**Data for processing**:
★ ★ ★ ★ ★
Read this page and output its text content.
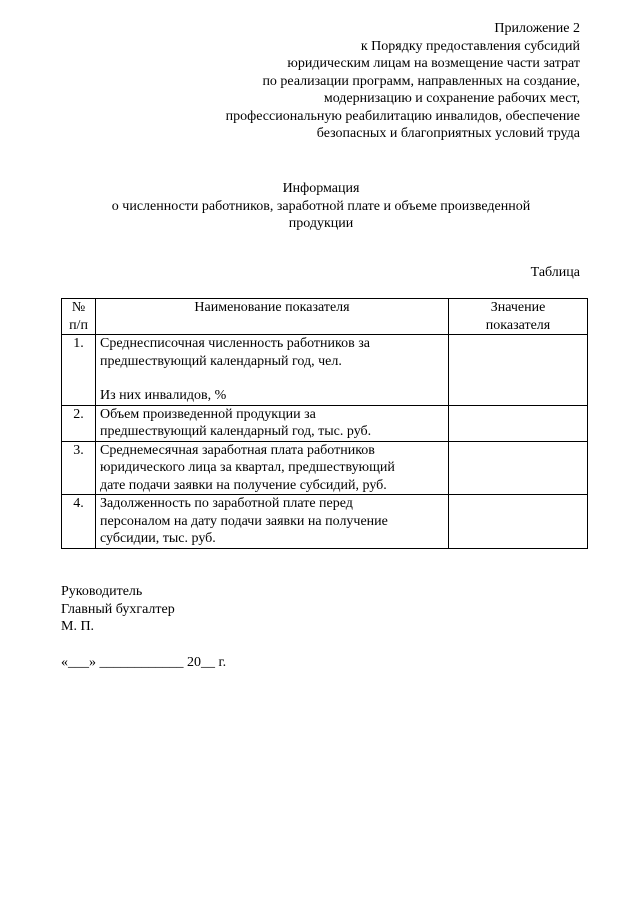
Приложение 2
к Порядку предоставления субсидий
юридическим лицам на возмещение части затрат
по реализации программ, направленных на создание,
модернизацию и сохранение рабочих мест,
профессиональную реабилитацию инвалидов, обеспечение
безопасных и благоприятных условий труда
Информация
о численности работников, заработной плате и объеме произведенной
продукции
Таблица
№
п/п	Наименование показателя	Значение
показателя

1.	Среднесписочная численность работников за
предшествующий календарный год, чел.
Из них инвалидов, %	

2.	Объем произведенной продукции за
предшествующий календарный год, тыс. руб.	

3.	Среднемесячная заработная плата работников
юридического лица за квартал, предшествующий
дате подачи заявки на получение субсидий, руб.	

4.	Задолженность по заработной плате перед
персоналом на дату подачи заявки на получение
субсидии, тыс. руб.	

Руководитель
Главный бухгалтер
М. П.
«___» ____________ 20__ г.
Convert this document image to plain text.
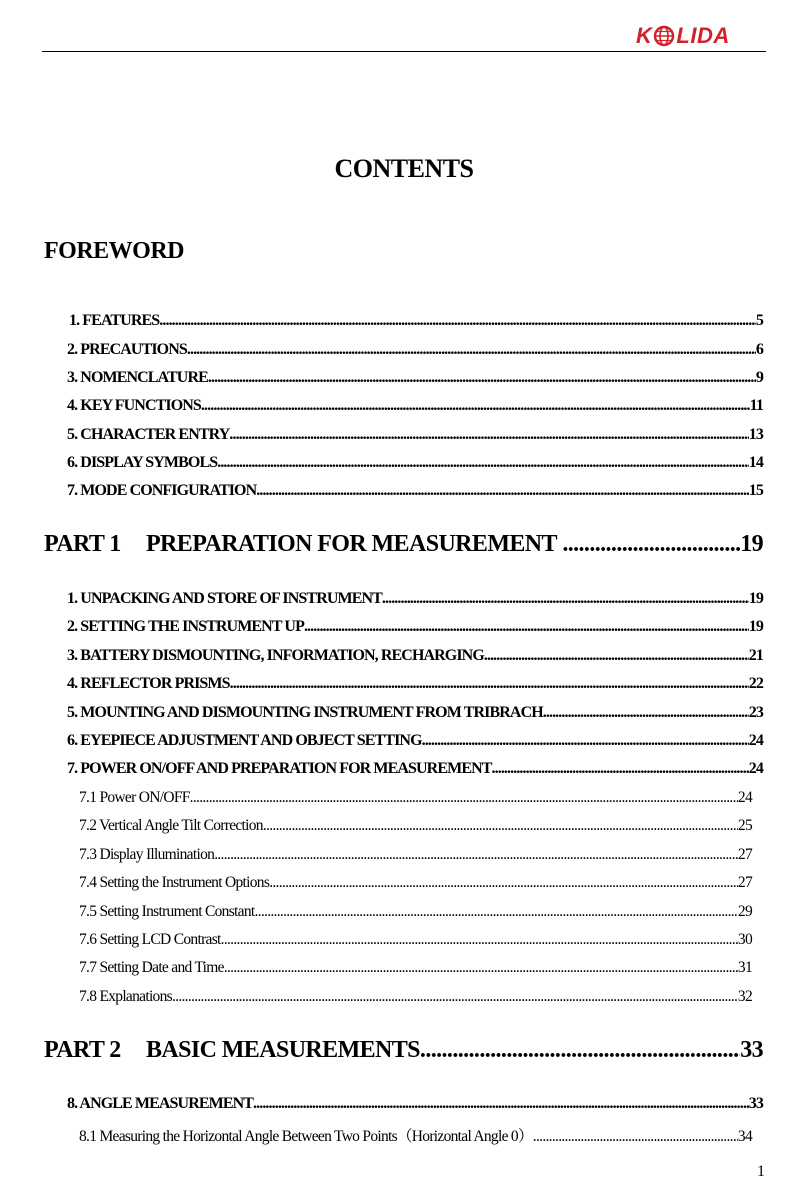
K LIDA
CONTENTS
FOREWORD
1. FEATURES .....	5
2. PRECAUTIONS .....	6
3. NOMENCLATURE .....	9
4. KEY FUNCTIONS .....	11
5. CHARACTER ENTRY .....	13
6. DISPLAY SYMBOLS .....	14
7. MODE CONFIGURATION .....	15
PART 1 PREPARATION FOR MEASUREMENT .....	19
1. UNPACKING AND STORE OF INSTRUMENT .....	19
2. SETTING THE INSTRUMENT UP .....	19
3. BATTERY DISMOUNTING, INFORMATION, RECHARGING .....	21
4. REFLECTOR PRISMS .....	22
5. MOUNTING AND DISMOUNTING INSTRUMENT FROM TRIBRACH .....	23
6. EYEPIECE ADJUSTMENT AND OBJECT SETTING .....	24
7. POWER ON/OFF AND PREPARATION FOR MEASUREMENT .....	24
7.1 Power ON/OFF .....	24
7.2 Vertical Angle Tilt Correction .....	25
7.3 Display Illumination .....	27
7.4 Setting the Instrument Options .....	27
7.5 Setting Instrument Constant .....	29
7.6 Setting LCD Contrast .....	30
7.7 Setting Date and Time .....	31
7.8 Explanations .....	32
PART 2 BASIC MEASUREMENTS .....	33
8. ANGLE MEASUREMENT .....	33
8.1 Measuring the Horizontal Angle Between Two Points（Horizontal Angle 0） .....	34
1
★ ★ ★ ★ ★
**Exercise instructions**:
Without the pictures, repeat the listing above exactly.

**Answer to this problem**:
Read this page and output its text content.
Приложение 2
к Порядку предоставления субсидий
юридическим лицам на возмещение части затрат
по реализации программ, направленных на создание,
модернизацию и сохранение рабочих мест,
профессиональную реабилитацию инвалидов, обеспечение
безопасных и благоприятных условий труда
Информация
о численности работников, заработной плате и объеме произведенной
продукции
Таблица
№
п/п	Наименование показателя	Значение
показателя

1.	Среднесписочная численность работников за
предшествующий календарный год, чел.
Из них инвалидов, %	

2.	Объем произведенной продукции за
предшествующий календарный год, тыс. руб.	

3.	Среднемесячная заработная плата работников
юридического лица за квартал, предшествующий
дате подачи заявки на получение субсидий, руб.	

4.	Задолженность по заработной плате перед
персоналом на дату подачи заявки на получение
субсидии, тыс. руб.	

Руководитель
Главный бухгалтер
М. П.
«___» ____________ 20__ г.
Convert this document image to plain text.
K LIDA
CONTENTS
FOREWORD
1. FEATURES .....	5
2. PRECAUTIONS .....	6
3. NOMENCLATURE .....	9
4. KEY FUNCTIONS .....	11
5. CHARACTER ENTRY .....	13
6. DISPLAY SYMBOLS .....	14
7. MODE CONFIGURATION .....	15
PART 1 PREPARATION FOR MEASUREMENT .....	19
1. UNPACKING AND STORE OF INSTRUMENT .....	19
2. SETTING THE INSTRUMENT UP .....	19
3. BATTERY DISMOUNTING, INFORMATION, RECHARGING .....	21
4. REFLECTOR PRISMS .....	22
5. MOUNTING AND DISMOUNTING INSTRUMENT FROM TRIBRACH .....	23
6. EYEPIECE ADJUSTMENT AND OBJECT SETTING .....	24
7. POWER ON/OFF AND PREPARATION FOR MEASUREMENT .....	24
7.1 Power ON/OFF .....	24
7.2 Vertical Angle Tilt Correction .....	25
7.3 Display Illumination .....	27
7.4 Setting the Instrument Options .....	27
7.5 Setting Instrument Constant .....	29
7.6 Setting LCD Contrast .....	30
7.7 Setting Date and Time .....	31
7.8 Explanations .....	32
PART 2 BASIC MEASUREMENTS .....	33
8. ANGLE MEASUREMENT .....	33
8.1 Measuring the Horizontal Angle Between Two Points（Horizontal Angle 0） .....	34
1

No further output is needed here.